= EXERCISE REQUIREMENTS =
Narrow the data below down to the lines containing "xlabel".

= Dataset listings of figures =
%%

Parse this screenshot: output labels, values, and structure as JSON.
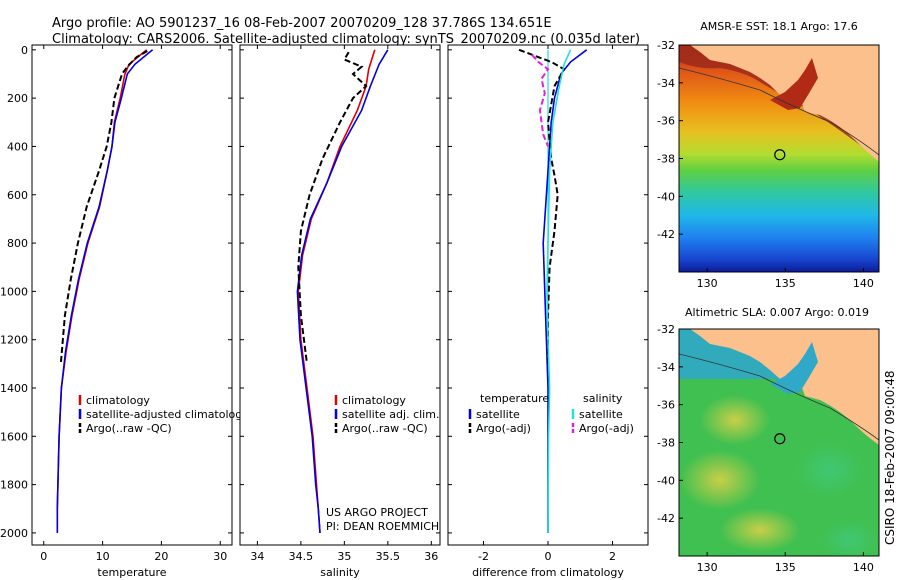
{
  "header": {
    "line1": "Argo profile: AO 5901237_16 08-Feb-2007 20070209_128 37.786S 134.651E",
    "line2": "Climatology: CARS2006. Satellite-adjusted climatology: synTS_20070209.nc (0.035d later)"
  },
  "side_label": "CSIRO 18-Feb-2007 09:00:48",
  "colors": {
    "climatology": "#e00000",
    "satellite": "#0000e0",
    "argo": "#000000",
    "cyan": "#20e0e0",
    "magenta": "#e020e0",
    "land": "#fcc08c"
  },
  "chart_data": [
    {
      "type": "line",
      "id": "temperature",
      "xlabel": "temperature",
      "ylabel": "",
      "xlim": [
        -2,
        32
      ],
      "ylim": [
        2050,
        -20
      ],
      "xticks": [
        0,
        10,
        20,
        30
      ],
      "yticks": [
        0,
        200,
        400,
        600,
        800,
        1000,
        1200,
        1400,
        1600,
        1800,
        2000
      ],
      "legend": {
        "position": "lower-right",
        "entries": [
          "climatology",
          "satellite-adjusted climatology",
          "Argo(..raw -QC)"
        ]
      },
      "series": [
        {
          "name": "climatology",
          "style": "solid",
          "color": "#e00000",
          "x": [
            17.5,
            14.5,
            13.8,
            13.0,
            12.0,
            11.6,
            10.8,
            9.5,
            7.5,
            6.0,
            4.8,
            3.8,
            3.0,
            2.6,
            2.4,
            2.3,
            2.3
          ],
          "y": [
            0,
            60,
            100,
            200,
            300,
            400,
            500,
            650,
            800,
            950,
            1100,
            1250,
            1400,
            1600,
            1800,
            1900,
            2000
          ]
        },
        {
          "name": "satellite-adjusted climatology",
          "style": "solid",
          "color": "#0000e0",
          "x": [
            18.5,
            15.5,
            14.2,
            13.2,
            12.1,
            11.6,
            10.8,
            9.4,
            7.4,
            5.9,
            4.7,
            3.7,
            3.0,
            2.6,
            2.4,
            2.3,
            2.3
          ],
          "y": [
            0,
            60,
            100,
            200,
            300,
            400,
            500,
            650,
            800,
            950,
            1100,
            1250,
            1400,
            1600,
            1800,
            1900,
            2000
          ]
        },
        {
          "name": "Argo(..raw -QC)",
          "style": "dashed",
          "color": "#000000",
          "x": [
            17.6,
            15.8,
            14.6,
            13.9,
            13.3,
            12.0,
            11.5,
            10.7,
            9.4,
            7.3,
            5.8,
            4.6,
            3.6,
            2.9
          ],
          "y": [
            5,
            30,
            60,
            80,
            100,
            200,
            300,
            400,
            500,
            650,
            800,
            950,
            1100,
            1300
          ]
        }
      ]
    },
    {
      "type": "line",
      "id": "salinity",
      "xlabel": "salinity",
      "ylabel": "",
      "xlim": [
        33.8,
        36.1
      ],
      "ylim": [
        2050,
        -20
      ],
      "xticks": [
        34,
        34.5,
        35,
        35.5,
        36
      ],
      "legend": {
        "position": "lower-right",
        "entries": [
          "climatology",
          "satellite adj. clim.",
          "Argo(..raw -QC)"
        ]
      },
      "annotation": [
        "US ARGO PROJECT",
        "PI: DEAN ROEMMICH"
      ],
      "series": [
        {
          "name": "climatology",
          "style": "solid",
          "color": "#e00000",
          "x": [
            35.35,
            35.28,
            35.25,
            35.15,
            34.95,
            34.8,
            34.62,
            34.52,
            34.47,
            34.5,
            34.57,
            34.64,
            34.68,
            34.7,
            34.72
          ],
          "y": [
            0,
            80,
            150,
            250,
            400,
            550,
            700,
            850,
            1000,
            1200,
            1400,
            1600,
            1800,
            1900,
            2000
          ]
        },
        {
          "name": "satellite adj. clim.",
          "style": "solid",
          "color": "#0000e0",
          "x": [
            35.5,
            35.4,
            35.3,
            35.2,
            34.97,
            34.8,
            34.61,
            34.51,
            34.46,
            34.49,
            34.56,
            34.63,
            34.67,
            34.7,
            34.72
          ],
          "y": [
            0,
            60,
            150,
            250,
            400,
            550,
            700,
            850,
            1000,
            1200,
            1400,
            1600,
            1800,
            1900,
            2000
          ]
        },
        {
          "name": "Argo(..raw -QC)",
          "style": "dashed",
          "color": "#000000",
          "x": [
            35.05,
            35.0,
            35.2,
            35.1,
            35.25,
            35.1,
            34.95,
            34.75,
            34.6,
            34.5,
            34.47,
            34.5,
            34.57
          ],
          "y": [
            10,
            40,
            70,
            100,
            150,
            200,
            300,
            450,
            600,
            750,
            900,
            1100,
            1300
          ]
        }
      ]
    },
    {
      "type": "line",
      "id": "difference",
      "xlabel": "difference from climatology",
      "ylabel": "",
      "xlim": [
        -3.1,
        3.1
      ],
      "ylim": [
        2050,
        -20
      ],
      "xticks": [
        -2,
        0,
        2
      ],
      "legend": {
        "position": "lower-right",
        "entries": [
          "temperature",
          "satellite",
          "Argo(-adj)",
          "salinity",
          "satellite",
          "Argo(-adj)"
        ]
      },
      "series": [
        {
          "name": "temperature satellite",
          "style": "solid",
          "color": "#0000e0",
          "x": [
            1.2,
            0.7,
            0.4,
            0.2,
            0.1,
            0.05,
            -0.05,
            -0.15,
            -0.1,
            -0.05,
            0.0,
            0.0,
            0.0
          ],
          "y": [
            0,
            50,
            100,
            200,
            300,
            400,
            600,
            800,
            1000,
            1200,
            1400,
            1600,
            2000
          ]
        },
        {
          "name": "temperature Argo(-adj)",
          "style": "dashed",
          "color": "#000000",
          "x": [
            -0.9,
            -0.5,
            0.1,
            0.5,
            0.2,
            0.0,
            0.1,
            0.2,
            0.3,
            0.2,
            0.05,
            0.0,
            0.0,
            0.0
          ],
          "y": [
            0,
            20,
            50,
            80,
            150,
            300,
            450,
            520,
            600,
            750,
            900,
            1100,
            1250,
            1300
          ]
        },
        {
          "name": "salinity satellite",
          "style": "solid",
          "color": "#20e0e0",
          "x": [
            0.7,
            0.5,
            0.35,
            0.15,
            0.05,
            0.0,
            -0.03,
            0.0,
            0.05,
            0.02,
            0.0
          ],
          "y": [
            0,
            60,
            150,
            300,
            500,
            800,
            1000,
            1200,
            1400,
            1600,
            2000
          ]
        },
        {
          "name": "salinity Argo(-adj)",
          "style": "dashed",
          "color": "#e020e0",
          "x": [
            -0.5,
            -0.3,
            0.0,
            -0.2,
            -0.1,
            -0.25,
            -0.15,
            0.0
          ],
          "y": [
            20,
            50,
            80,
            120,
            180,
            250,
            350,
            400
          ]
        }
      ]
    },
    {
      "type": "heatmap",
      "id": "sst",
      "title": "AMSR-E SST: 18.1  Argo: 17.6",
      "xlim": [
        128.2,
        141
      ],
      "ylim": [
        -44,
        -32
      ],
      "xticks": [
        130,
        135,
        140
      ],
      "yticks": [
        -32,
        -34,
        -36,
        -38,
        -40,
        -42
      ],
      "argo_position": {
        "lon": 134.65,
        "lat": -37.8
      }
    },
    {
      "type": "heatmap",
      "id": "sla",
      "title": "Altimetric SLA: 0.007  Argo: 0.019",
      "xlim": [
        128.2,
        141
      ],
      "ylim": [
        -44,
        -32
      ],
      "xticks": [
        130,
        135,
        140
      ],
      "yticks": [
        -32,
        -34,
        -36,
        -38,
        -40,
        -42
      ],
      "argo_position": {
        "lon": 134.65,
        "lat": -37.8
      }
    }
  ]
}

%%

= RESPONSE TO THIS EXERCISE =
      "xlabel": "temperature",
      "xlabel": "salinity",
      "xlabel": "difference from climatology",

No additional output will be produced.